Check each line of the material below for "Fehr". Report how many have it, with no other words.
===
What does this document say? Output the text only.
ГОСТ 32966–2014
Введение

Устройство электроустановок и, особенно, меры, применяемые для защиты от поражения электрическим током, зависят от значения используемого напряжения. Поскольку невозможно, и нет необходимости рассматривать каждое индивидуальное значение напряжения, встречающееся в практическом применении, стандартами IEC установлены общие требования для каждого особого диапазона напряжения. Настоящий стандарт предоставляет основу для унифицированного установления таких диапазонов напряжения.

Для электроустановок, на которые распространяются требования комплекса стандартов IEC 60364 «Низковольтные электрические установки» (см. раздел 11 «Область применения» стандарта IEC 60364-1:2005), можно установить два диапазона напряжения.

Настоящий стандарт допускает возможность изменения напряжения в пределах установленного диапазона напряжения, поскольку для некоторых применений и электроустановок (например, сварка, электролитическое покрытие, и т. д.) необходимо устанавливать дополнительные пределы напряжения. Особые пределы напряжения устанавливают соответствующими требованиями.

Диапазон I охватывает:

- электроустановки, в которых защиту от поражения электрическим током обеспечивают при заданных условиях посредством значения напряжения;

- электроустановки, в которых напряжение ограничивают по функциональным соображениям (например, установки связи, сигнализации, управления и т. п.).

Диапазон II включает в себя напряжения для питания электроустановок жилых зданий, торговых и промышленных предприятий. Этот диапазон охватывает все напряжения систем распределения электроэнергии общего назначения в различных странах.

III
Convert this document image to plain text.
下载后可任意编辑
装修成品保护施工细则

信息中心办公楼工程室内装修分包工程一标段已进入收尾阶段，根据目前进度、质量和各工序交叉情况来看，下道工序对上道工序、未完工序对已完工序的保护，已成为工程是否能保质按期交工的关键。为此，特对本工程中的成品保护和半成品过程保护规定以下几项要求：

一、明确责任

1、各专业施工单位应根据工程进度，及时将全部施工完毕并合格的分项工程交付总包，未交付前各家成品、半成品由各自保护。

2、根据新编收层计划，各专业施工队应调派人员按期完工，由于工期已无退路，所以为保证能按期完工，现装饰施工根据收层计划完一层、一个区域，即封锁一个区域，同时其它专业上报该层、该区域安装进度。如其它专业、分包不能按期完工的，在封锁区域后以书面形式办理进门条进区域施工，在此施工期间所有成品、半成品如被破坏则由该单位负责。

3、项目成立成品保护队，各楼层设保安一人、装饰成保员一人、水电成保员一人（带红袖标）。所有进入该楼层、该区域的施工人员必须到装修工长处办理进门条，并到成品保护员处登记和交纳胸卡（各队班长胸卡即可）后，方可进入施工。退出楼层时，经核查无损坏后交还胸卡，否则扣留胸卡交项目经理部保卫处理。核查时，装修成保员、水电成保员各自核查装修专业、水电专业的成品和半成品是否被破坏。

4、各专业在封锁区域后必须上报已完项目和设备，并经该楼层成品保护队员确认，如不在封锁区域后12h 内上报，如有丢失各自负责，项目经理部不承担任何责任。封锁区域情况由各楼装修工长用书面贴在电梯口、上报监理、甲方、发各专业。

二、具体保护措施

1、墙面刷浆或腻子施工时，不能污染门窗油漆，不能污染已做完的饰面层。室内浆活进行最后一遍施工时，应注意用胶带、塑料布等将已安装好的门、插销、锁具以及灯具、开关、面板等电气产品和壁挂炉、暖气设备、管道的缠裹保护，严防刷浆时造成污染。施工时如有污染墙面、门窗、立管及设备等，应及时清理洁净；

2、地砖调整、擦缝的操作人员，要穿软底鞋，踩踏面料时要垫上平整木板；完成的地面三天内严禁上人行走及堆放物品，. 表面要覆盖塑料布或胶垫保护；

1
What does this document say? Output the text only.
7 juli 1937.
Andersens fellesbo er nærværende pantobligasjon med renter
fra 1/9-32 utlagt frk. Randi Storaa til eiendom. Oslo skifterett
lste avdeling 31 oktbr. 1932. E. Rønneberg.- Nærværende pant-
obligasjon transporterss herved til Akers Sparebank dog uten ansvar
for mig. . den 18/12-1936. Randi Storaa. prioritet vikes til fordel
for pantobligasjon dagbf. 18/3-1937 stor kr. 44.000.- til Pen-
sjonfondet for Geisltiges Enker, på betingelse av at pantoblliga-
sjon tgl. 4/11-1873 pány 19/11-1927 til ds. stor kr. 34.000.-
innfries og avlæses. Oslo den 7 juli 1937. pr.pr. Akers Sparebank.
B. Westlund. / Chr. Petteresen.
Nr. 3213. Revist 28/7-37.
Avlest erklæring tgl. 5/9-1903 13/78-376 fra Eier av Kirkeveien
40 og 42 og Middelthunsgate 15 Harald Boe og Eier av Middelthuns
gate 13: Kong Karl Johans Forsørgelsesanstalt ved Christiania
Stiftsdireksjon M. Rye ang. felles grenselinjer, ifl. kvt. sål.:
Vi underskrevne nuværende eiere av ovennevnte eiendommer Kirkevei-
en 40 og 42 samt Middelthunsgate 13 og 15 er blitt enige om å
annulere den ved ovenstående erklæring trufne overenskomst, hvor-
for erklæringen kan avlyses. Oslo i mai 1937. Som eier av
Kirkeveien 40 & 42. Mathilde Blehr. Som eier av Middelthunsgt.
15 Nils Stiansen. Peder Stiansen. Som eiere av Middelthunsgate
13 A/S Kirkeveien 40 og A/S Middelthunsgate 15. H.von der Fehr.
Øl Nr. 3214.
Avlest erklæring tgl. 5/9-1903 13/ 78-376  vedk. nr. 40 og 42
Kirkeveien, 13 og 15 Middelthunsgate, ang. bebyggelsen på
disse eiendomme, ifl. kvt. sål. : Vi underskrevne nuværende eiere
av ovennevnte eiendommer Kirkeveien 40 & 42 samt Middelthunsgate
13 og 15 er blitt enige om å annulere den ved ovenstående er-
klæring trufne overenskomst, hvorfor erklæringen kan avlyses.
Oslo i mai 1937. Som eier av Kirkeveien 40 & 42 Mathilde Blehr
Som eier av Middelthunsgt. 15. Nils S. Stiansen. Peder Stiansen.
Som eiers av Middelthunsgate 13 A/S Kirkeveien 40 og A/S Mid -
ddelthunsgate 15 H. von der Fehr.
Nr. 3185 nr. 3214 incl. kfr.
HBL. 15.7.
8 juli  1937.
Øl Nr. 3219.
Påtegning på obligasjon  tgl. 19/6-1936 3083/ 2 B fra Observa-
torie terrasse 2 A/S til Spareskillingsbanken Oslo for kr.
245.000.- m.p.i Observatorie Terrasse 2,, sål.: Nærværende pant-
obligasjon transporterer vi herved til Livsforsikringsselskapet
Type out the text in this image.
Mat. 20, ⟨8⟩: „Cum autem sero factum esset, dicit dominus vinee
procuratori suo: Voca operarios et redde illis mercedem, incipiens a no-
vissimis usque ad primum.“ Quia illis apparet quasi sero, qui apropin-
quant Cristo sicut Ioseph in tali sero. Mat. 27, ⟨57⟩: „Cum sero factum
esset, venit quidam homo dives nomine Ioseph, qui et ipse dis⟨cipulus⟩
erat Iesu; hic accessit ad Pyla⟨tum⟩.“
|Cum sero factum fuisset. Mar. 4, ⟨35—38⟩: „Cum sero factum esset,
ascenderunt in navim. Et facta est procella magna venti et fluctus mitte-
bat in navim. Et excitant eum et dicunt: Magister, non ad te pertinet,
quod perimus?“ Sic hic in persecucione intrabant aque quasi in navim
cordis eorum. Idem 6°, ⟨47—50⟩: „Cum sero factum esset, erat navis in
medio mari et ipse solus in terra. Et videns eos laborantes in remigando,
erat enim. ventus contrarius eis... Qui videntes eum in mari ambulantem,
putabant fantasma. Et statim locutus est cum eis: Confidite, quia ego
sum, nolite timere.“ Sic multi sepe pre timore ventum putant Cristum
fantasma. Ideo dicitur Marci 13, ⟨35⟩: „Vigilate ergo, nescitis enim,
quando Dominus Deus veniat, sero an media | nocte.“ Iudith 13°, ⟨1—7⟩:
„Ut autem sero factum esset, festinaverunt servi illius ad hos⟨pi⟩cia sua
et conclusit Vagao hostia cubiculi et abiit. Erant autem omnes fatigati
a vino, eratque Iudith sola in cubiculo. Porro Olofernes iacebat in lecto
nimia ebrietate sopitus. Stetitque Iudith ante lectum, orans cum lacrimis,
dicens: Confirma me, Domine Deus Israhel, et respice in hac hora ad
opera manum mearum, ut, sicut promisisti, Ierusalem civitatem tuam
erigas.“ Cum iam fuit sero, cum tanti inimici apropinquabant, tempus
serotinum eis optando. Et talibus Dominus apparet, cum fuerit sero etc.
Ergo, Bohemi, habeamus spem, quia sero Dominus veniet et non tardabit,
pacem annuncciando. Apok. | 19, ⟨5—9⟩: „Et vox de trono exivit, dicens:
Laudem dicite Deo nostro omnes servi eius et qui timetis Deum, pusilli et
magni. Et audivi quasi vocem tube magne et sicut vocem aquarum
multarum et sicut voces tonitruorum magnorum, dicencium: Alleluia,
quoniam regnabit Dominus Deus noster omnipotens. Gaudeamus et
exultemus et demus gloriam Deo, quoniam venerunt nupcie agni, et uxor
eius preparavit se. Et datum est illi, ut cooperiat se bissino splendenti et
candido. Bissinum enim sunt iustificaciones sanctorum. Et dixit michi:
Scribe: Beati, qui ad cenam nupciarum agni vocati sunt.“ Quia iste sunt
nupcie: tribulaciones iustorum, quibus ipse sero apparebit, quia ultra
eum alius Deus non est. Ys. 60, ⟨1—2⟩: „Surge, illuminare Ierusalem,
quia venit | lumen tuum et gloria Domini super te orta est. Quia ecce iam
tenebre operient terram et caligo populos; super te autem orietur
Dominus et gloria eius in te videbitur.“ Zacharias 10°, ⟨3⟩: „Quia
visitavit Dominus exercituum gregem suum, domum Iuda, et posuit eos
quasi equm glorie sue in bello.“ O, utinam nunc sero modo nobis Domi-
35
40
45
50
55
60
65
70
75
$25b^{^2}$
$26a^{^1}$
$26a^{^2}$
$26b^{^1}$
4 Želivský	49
===
• [EXERCISE RESPONSE] 2